** Begin **

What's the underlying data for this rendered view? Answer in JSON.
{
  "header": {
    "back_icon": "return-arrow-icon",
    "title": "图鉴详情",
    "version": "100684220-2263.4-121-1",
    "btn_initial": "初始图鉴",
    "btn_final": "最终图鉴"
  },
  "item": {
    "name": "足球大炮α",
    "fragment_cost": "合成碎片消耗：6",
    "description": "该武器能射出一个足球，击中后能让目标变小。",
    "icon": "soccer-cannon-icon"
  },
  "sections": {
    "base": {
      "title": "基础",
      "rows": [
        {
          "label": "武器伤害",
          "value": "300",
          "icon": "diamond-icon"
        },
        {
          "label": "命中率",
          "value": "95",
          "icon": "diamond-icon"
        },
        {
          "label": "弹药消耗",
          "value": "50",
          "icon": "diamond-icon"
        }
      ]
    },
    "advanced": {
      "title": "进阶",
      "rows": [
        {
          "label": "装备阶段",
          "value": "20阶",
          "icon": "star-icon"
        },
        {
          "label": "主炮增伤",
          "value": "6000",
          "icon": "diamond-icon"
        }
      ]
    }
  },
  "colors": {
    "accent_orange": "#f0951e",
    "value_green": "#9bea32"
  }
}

** End **

• _Your instructions_: Every entry above needs to be quoted exactly.

• _Task result_:
What's the underlying data for this rendered view? Answer in JSON.
{
  "header": {
    "back_icon": "return-arrow-icon",
    "title": "图鉴详情",
    "version": "100684220-2263.4-121-1",
    "btn_initial": "初始图鉴",
    "btn_final": "最终图鉴"
  },
  "item": {
    "name": "足球大炮α",
    "fragment_cost": "合成碎片消耗：6",
    "description": "该武器能射出一个足球，击中后能让目标变小。",
    "icon": "soccer-cannon-icon"
  },
  "sections": {
    "base": {
      "title": "基础",
      "rows": [
        {
          "label": "武器伤害",
          "value": "300",
          "icon": "diamond-icon"
        },
        {
          "label": "命中率",
          "value": "95",
          "icon": "diamond-icon"
        },
        {
          "label": "弹药消耗",
          "value": "50",
          "icon": "diamond-icon"
        }
      ]
    },
    "advanced": {
      "title": "进阶",
      "rows": [
        {
          "label": "装备阶段",
          "value": "20阶",
          "icon": "star-icon"
        },
        {
          "label": "主炮增伤",
          "value": "6000",
          "icon": "diamond-icon"
        }
      ]
    }
  },
  "colors": {
    "accent_orange": "#f0951e",
    "value_green": "#9bea32"
  }
}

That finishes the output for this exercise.